Saved entries
## BEGIN

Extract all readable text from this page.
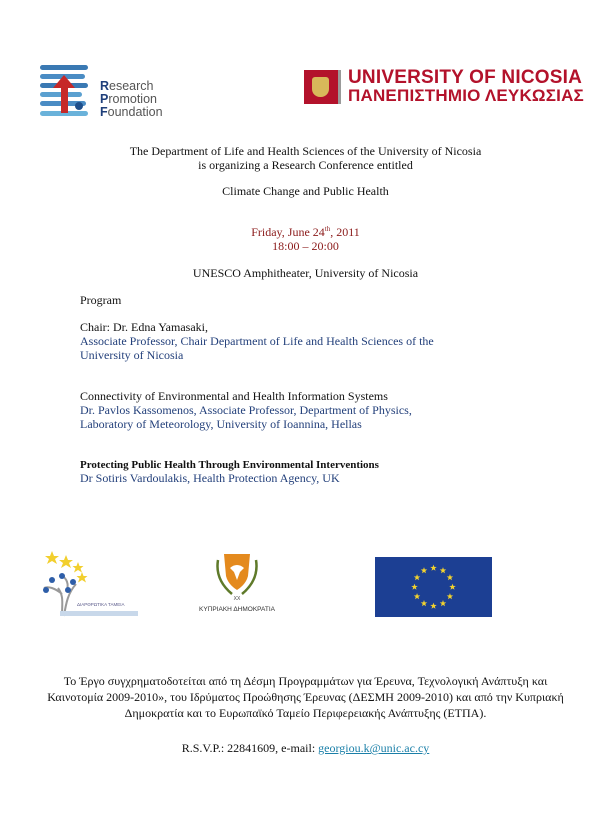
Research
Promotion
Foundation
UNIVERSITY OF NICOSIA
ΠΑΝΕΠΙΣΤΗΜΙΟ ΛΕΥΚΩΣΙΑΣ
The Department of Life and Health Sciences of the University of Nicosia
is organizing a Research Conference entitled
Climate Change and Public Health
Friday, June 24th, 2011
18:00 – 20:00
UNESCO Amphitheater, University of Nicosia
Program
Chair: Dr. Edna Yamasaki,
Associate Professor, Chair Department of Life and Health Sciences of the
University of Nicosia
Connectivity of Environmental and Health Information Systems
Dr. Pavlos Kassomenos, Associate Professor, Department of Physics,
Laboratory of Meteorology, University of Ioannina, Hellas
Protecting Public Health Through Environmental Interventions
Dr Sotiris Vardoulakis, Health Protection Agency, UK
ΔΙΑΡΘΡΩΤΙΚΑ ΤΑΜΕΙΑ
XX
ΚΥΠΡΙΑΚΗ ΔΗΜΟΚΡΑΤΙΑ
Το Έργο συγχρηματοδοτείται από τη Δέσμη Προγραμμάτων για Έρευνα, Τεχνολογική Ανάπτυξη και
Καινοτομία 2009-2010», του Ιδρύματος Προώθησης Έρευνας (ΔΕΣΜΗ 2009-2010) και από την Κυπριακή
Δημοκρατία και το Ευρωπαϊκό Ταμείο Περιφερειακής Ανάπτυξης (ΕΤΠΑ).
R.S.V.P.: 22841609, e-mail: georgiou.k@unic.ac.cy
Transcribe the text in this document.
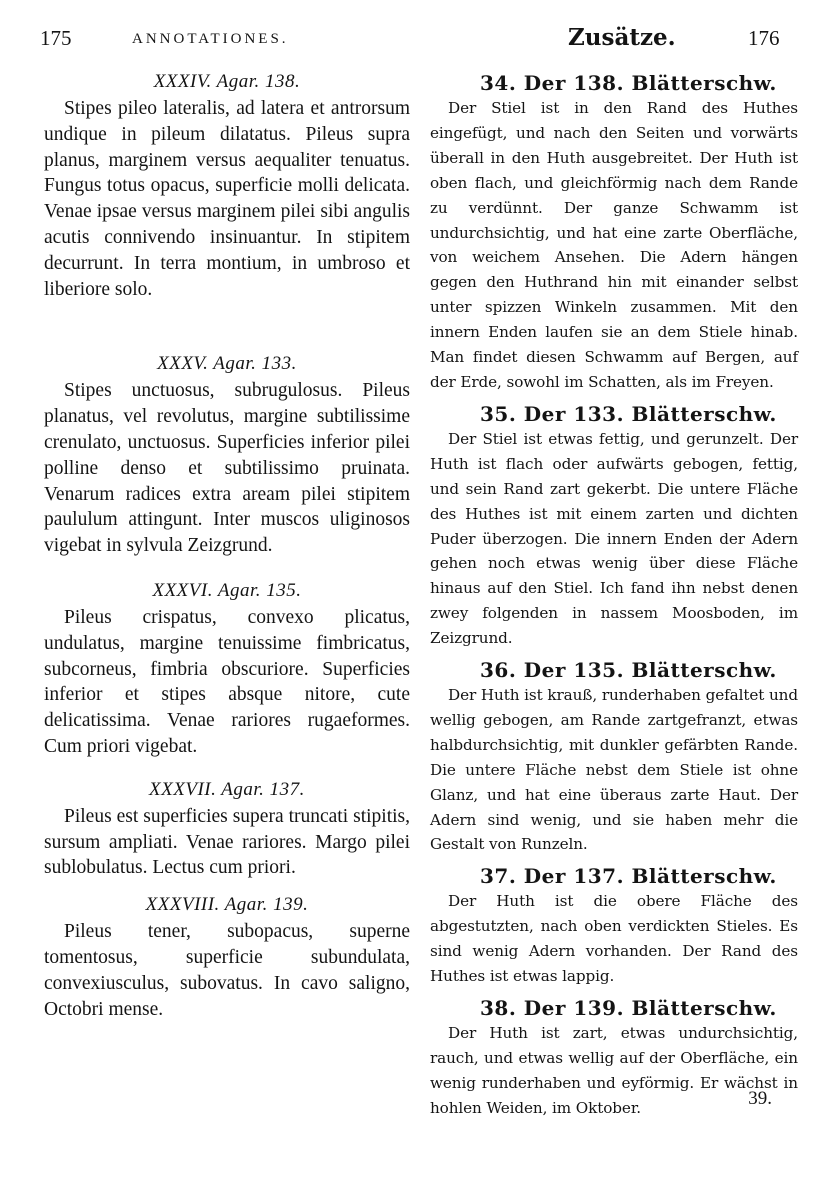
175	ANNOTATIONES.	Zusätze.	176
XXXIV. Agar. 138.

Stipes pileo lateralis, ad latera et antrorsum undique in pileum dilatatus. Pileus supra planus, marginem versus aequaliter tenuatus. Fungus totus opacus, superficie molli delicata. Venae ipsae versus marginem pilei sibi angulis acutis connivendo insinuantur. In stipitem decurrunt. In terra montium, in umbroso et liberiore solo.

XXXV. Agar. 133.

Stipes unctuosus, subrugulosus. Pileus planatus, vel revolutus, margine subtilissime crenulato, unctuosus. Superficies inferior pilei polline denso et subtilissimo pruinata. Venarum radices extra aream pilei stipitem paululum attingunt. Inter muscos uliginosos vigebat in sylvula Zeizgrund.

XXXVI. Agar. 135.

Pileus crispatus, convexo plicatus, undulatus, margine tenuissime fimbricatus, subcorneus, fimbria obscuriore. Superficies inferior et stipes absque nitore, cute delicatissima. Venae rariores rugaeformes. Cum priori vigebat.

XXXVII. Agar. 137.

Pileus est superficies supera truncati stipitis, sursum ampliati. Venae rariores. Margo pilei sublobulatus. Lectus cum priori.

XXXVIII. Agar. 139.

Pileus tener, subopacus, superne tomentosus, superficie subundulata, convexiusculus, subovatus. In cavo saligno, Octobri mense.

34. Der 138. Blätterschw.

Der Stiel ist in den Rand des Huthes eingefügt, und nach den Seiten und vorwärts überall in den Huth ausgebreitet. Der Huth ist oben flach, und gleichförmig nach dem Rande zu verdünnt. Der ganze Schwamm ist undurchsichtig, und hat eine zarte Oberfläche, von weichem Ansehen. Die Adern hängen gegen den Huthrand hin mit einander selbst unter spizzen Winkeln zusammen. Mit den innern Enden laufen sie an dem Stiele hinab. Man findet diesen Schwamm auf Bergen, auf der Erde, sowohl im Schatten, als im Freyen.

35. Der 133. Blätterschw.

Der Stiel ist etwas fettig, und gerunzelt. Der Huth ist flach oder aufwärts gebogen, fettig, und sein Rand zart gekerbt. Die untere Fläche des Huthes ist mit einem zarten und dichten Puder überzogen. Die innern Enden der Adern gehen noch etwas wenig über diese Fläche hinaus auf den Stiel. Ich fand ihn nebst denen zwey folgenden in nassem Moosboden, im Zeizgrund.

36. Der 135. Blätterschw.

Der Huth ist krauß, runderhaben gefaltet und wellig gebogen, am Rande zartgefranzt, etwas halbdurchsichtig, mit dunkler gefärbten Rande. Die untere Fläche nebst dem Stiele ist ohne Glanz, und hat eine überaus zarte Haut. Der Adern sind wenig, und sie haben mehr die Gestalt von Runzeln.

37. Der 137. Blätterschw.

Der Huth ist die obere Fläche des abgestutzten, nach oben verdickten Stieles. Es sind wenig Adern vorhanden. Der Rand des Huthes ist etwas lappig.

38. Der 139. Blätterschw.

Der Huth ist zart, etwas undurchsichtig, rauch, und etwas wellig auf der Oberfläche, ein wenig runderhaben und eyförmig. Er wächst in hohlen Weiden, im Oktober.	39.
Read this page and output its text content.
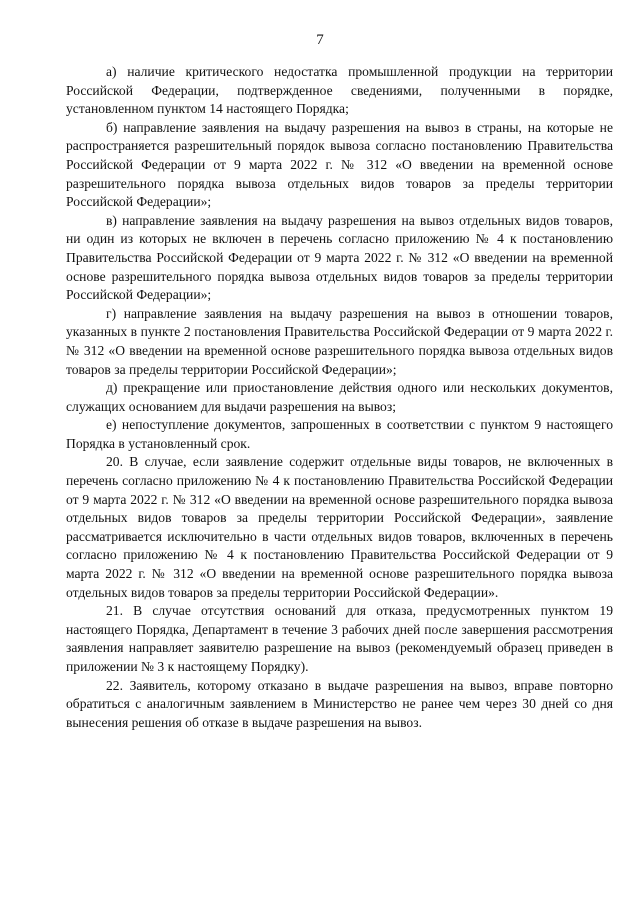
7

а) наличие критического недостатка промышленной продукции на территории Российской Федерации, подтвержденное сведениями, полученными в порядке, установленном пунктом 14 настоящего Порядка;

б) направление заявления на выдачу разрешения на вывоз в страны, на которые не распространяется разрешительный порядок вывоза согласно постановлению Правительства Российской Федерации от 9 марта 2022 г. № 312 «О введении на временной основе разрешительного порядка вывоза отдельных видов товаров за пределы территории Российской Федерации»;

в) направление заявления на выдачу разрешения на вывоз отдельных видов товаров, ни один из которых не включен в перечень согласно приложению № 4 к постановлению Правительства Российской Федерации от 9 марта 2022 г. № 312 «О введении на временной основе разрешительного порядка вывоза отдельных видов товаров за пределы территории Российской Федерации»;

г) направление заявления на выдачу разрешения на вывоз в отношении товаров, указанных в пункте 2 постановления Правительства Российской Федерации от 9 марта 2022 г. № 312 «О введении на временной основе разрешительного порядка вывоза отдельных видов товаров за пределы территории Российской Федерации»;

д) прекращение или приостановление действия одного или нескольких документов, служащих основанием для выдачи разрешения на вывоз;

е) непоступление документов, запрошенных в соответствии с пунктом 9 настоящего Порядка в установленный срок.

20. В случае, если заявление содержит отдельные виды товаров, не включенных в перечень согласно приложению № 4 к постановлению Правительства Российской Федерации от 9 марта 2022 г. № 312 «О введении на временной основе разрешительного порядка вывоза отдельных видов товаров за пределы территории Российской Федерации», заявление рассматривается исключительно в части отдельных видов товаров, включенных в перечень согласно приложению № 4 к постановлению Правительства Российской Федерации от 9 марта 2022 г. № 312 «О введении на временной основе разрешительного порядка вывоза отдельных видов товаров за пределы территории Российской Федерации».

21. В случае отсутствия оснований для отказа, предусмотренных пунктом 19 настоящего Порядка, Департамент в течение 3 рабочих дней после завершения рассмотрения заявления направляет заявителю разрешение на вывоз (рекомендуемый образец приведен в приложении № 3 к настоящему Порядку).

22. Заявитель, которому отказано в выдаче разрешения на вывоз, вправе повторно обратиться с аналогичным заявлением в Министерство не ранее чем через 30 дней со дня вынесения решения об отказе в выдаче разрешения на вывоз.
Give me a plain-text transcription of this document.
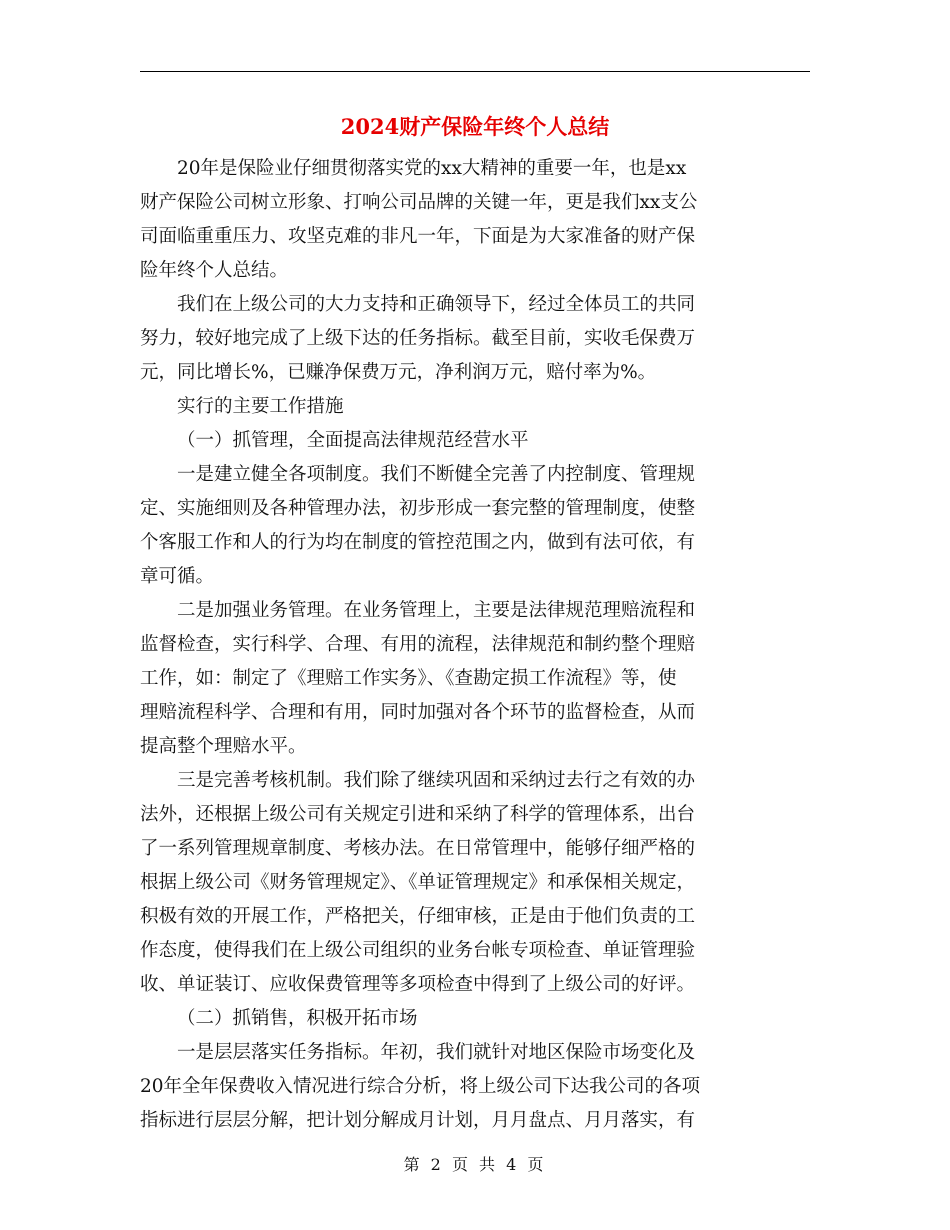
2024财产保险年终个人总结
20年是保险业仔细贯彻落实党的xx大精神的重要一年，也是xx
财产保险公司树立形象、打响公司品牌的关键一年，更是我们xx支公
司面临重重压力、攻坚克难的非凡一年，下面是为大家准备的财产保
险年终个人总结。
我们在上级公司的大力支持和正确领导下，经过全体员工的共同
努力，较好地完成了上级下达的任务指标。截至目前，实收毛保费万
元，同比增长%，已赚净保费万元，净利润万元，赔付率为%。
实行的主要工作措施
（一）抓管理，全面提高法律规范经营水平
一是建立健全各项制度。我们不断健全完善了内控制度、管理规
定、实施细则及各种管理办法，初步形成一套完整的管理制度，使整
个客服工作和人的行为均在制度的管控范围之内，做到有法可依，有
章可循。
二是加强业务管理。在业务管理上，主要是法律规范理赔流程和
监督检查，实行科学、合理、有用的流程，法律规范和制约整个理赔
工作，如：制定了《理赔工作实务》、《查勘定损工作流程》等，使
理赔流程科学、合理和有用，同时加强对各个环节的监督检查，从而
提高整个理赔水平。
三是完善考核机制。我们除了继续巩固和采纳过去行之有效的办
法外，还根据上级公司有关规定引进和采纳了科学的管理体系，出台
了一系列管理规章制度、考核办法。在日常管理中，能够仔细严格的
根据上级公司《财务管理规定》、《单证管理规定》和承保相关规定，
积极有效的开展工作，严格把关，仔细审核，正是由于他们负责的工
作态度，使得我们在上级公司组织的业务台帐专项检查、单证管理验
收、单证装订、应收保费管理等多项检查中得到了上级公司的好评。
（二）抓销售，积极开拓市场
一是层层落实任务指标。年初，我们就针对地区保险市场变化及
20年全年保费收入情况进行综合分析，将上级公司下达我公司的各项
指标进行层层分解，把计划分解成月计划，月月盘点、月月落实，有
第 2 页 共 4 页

## END

### Task objective
Copy out every line of the material above that mentions the word "runderhaben".

### Output
Der Huth ist krauß, runderhaben gefaltet und wellig gebogen, am Rande zartgefranzt, etwas halbdurchsichtig, mit dunkler gefärbten Rande. Die untere Fläche nebst dem Stiele ist ohne Glanz, und hat eine überaus zarte Haut. Der Adern sind wenig, und sie haben mehr die Gestalt von Runzeln.
Der Huth ist zart, etwas undurchsichtig, rauch, und etwas wellig auf der Oberfläche, ein wenig runderhaben und eyförmig. Er wächst in hohlen Weiden, im Oktober.	39.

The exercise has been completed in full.